■ **出典**:
ところで、週刊現代編集部の迷走が収束する気配を見せない。鈴木章一常務が自身のLGBTQ差別発言で辞任して一件落着と思ったが、そうではなかった。やはり過去の部下へのパワハラが問題になっていたとはいえ、6月1日付で編集長に復帰した石井克尚をわずか1か月で辞めさせ、新しい編集長を据えたのである。バカなことを講談社とあろうものがなぜするのだと超嘆息した。私がいた頃の講談社は、仕事さえできれば、多少の女性問題があろうと、酒も飲めないのに銀座のクラブに入り浸っていても、大目に見たものだった。

 講談社というのは腹の太い、大らかな会社だった。そう思っていたが、どうやらそんな大らかさは消え果て、下の者を徹底的に管理し、上の意向を無理やり押しつける“嫌な”組織になってしまったようだ。マンガの儲けだけに頼りきって、赤字を垂れ流す雑誌など「問答無用」と切り捨てる。もはやこの会社は総合出版社ではない。マンガ専門出版社と改めたほうがいい。

 講談社は8月1日付で「社員の皆さんへ」と題した文書を「役員会」名義で社員に発表したという。

《本日、8月1日付で週刊現代編集部に関する人事を行いました。短期間での編集長交代は極めて異例ですが、社内の様々な意見や編集部の今後のあり方について総合的に考え、社として判断しました。このような結果を招くことになったのは、会社の責任です。社員の皆さん、週刊現代編集部の皆さん、前編集長に対して、大変申し訳なく思っています。

 このことについては、第三者を含む調査委員会の検証結果が出たところで、あらためて社員の皆さんにお伝えします》

 先日の組合に向けた文書は野間社長直々だったが、今回はなぜ「役員会」なのだろう? 以下の文章の中に、近い将来、紙の週刊現代は「廃止」して、Webにしますよと「ほのめかしている」ことが後々問題になることを恐れて、役員会としたのだろうか。

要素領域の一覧
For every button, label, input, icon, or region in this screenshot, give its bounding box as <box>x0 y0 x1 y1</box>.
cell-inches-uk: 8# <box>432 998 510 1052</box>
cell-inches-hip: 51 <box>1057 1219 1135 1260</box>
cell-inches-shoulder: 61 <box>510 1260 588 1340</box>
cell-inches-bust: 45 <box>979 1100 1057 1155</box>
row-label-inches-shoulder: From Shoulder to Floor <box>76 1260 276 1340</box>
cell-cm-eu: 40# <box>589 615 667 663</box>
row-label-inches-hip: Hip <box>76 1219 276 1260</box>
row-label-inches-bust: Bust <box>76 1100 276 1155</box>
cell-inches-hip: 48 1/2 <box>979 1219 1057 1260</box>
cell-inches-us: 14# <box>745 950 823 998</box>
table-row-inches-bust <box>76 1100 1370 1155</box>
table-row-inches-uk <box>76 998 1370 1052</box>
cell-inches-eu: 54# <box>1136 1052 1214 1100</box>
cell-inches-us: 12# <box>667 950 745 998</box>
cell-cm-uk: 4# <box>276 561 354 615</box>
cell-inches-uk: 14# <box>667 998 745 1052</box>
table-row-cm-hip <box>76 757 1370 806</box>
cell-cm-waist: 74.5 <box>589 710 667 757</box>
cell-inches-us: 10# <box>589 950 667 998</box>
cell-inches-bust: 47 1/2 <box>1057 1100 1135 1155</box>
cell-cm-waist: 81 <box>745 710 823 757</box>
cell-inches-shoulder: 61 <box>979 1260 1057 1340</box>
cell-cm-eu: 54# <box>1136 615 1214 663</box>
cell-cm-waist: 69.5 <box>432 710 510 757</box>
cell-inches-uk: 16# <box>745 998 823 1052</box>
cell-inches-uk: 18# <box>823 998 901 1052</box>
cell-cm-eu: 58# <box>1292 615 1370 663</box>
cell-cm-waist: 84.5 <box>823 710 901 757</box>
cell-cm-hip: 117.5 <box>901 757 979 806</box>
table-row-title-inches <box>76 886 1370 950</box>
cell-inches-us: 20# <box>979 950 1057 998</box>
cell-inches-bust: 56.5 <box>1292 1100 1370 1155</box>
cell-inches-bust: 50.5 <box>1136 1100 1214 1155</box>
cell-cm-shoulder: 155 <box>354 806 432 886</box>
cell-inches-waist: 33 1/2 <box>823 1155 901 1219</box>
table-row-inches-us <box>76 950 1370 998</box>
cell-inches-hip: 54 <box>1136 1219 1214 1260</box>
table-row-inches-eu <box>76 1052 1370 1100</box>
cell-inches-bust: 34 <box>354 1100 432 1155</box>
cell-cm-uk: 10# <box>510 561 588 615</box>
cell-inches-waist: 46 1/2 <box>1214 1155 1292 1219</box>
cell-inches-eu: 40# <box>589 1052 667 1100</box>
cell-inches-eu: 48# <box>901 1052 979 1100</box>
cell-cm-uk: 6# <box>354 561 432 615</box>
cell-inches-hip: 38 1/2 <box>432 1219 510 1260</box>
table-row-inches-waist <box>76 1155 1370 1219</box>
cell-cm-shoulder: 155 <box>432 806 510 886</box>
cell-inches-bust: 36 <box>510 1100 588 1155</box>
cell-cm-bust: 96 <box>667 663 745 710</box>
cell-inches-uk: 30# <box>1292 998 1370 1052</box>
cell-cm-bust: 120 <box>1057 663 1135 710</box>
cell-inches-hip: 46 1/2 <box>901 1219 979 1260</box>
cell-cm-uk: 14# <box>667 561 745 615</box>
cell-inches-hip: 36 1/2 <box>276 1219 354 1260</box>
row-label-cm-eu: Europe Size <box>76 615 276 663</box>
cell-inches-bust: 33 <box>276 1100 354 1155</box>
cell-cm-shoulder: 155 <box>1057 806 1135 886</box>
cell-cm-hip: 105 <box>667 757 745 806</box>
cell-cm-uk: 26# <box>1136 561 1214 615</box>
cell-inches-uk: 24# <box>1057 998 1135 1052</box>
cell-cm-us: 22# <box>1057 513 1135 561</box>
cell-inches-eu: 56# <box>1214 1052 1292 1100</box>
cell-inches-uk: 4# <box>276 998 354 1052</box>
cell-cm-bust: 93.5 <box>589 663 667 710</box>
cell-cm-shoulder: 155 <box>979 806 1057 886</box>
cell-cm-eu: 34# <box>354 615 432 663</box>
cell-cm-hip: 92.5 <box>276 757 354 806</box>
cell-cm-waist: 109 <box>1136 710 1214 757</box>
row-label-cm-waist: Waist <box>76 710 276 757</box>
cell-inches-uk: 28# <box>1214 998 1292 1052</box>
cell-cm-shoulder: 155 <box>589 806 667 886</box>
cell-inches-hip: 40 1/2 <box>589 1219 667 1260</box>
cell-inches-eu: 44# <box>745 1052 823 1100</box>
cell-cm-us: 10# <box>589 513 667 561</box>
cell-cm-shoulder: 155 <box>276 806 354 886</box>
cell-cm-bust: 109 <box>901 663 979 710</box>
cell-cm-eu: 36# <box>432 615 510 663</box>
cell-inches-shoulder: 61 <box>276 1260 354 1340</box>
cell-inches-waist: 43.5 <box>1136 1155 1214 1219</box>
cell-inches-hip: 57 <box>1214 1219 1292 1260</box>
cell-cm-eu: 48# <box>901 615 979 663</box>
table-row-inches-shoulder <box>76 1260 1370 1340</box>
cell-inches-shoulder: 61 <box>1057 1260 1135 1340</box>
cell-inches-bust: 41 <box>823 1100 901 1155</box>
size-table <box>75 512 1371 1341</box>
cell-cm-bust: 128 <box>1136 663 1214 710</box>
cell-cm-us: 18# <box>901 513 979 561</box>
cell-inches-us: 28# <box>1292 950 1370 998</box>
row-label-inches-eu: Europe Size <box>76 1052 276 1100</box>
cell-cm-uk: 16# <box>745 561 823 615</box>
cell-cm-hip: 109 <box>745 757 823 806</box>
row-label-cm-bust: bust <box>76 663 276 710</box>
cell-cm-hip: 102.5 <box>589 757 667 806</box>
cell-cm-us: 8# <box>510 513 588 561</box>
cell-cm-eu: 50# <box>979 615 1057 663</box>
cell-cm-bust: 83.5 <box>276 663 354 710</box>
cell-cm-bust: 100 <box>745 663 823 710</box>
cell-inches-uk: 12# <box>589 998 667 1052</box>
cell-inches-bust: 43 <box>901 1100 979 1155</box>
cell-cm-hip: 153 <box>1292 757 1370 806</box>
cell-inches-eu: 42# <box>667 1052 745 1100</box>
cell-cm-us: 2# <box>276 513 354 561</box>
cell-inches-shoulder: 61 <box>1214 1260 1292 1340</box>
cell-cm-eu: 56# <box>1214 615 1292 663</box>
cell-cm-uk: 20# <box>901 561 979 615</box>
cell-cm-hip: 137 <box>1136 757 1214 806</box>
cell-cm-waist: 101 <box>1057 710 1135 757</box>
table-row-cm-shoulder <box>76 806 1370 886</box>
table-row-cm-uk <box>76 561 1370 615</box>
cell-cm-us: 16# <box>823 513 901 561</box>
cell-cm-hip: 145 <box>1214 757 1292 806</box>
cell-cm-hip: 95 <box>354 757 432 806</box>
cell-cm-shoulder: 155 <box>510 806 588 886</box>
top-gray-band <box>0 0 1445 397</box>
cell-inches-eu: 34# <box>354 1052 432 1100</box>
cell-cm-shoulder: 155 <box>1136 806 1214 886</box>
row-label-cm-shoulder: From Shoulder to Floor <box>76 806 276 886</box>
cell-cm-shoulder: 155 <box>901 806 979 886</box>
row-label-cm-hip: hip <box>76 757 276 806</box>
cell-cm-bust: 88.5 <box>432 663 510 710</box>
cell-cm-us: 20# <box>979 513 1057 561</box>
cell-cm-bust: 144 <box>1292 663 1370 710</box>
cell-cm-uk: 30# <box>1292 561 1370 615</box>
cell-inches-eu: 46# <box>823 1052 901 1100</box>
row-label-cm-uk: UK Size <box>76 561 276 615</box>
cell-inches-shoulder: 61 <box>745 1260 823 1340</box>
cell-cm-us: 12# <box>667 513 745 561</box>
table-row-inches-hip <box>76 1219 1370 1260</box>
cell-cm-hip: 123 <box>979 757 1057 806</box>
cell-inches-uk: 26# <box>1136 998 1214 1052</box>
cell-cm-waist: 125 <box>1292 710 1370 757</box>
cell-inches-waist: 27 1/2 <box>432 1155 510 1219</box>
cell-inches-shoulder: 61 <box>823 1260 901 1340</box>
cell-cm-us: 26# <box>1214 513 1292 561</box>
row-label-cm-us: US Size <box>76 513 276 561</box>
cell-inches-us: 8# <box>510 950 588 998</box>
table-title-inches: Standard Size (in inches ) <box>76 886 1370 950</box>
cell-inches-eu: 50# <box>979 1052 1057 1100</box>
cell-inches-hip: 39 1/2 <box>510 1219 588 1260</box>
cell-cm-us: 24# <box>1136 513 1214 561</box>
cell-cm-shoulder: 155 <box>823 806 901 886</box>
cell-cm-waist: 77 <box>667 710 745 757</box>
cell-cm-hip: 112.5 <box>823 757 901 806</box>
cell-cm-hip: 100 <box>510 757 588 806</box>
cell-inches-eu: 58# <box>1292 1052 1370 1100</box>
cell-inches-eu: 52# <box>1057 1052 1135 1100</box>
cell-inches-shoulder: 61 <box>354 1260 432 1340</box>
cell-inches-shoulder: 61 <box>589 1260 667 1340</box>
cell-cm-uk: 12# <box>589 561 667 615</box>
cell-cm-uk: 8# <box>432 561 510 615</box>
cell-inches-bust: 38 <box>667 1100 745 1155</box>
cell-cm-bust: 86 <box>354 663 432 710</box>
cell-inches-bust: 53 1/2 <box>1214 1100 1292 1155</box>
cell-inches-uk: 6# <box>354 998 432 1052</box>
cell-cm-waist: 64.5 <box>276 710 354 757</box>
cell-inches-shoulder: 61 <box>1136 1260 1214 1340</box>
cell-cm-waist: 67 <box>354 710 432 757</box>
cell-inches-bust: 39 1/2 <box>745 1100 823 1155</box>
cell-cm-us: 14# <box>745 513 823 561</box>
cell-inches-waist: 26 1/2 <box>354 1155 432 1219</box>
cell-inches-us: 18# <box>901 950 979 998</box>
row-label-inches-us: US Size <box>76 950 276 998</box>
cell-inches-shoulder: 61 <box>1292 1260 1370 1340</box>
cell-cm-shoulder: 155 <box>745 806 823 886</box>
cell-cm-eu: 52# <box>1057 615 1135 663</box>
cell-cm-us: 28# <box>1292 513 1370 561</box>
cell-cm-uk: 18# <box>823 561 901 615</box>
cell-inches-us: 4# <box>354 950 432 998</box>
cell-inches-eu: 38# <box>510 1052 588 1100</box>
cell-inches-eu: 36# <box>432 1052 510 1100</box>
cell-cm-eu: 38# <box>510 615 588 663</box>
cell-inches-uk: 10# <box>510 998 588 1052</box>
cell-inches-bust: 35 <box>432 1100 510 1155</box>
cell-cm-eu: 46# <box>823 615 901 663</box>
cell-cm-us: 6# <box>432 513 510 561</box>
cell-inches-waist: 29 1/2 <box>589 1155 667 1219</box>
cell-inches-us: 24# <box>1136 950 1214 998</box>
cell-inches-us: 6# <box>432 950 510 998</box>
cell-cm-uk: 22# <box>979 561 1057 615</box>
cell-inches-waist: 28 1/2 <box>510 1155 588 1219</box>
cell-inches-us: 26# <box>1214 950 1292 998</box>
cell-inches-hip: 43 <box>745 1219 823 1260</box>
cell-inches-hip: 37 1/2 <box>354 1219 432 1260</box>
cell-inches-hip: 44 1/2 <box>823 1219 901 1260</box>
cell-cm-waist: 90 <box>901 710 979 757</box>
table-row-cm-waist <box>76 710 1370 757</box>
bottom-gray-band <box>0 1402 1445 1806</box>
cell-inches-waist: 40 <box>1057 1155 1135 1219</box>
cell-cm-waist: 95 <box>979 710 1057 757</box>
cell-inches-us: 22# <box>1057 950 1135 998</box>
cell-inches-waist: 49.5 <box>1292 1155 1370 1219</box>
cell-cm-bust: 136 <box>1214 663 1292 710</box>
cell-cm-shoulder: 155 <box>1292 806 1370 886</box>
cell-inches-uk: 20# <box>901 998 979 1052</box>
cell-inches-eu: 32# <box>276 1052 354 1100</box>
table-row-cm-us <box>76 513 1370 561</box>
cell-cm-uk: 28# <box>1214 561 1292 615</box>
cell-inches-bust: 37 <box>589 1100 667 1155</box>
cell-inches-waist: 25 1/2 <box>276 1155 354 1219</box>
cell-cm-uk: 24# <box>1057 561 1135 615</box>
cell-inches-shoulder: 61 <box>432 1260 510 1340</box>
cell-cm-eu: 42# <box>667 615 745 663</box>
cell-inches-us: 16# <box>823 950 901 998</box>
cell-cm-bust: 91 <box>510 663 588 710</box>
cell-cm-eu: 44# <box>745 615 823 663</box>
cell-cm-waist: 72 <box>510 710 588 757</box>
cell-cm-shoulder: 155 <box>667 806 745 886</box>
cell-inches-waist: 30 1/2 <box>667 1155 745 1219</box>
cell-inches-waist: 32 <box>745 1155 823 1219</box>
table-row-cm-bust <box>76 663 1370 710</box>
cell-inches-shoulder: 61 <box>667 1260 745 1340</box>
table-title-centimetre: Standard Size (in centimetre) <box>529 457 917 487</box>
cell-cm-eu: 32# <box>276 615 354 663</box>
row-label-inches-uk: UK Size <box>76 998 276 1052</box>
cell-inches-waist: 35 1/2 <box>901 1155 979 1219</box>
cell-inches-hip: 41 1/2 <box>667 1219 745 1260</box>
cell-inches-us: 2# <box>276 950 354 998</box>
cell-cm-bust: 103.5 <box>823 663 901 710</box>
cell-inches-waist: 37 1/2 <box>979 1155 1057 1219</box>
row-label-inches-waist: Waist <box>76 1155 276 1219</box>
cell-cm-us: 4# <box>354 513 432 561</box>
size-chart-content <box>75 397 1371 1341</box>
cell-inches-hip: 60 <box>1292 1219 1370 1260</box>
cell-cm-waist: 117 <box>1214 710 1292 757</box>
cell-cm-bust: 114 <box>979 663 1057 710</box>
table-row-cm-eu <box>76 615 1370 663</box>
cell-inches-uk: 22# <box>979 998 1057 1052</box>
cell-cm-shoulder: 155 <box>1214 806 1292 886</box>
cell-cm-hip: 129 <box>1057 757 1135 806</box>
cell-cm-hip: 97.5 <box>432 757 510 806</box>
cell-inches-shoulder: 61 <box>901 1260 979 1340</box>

■ **課題**:
週刊現代編集部についての文章に引用された役員会の文書が、「大変申し訳なく思っています」と述べている相手をすべて挙げてください。 エントリはこの課題に関係しません。

■ **解答**:
社員の皆さん、週刊現代編集部の皆さん、前編集長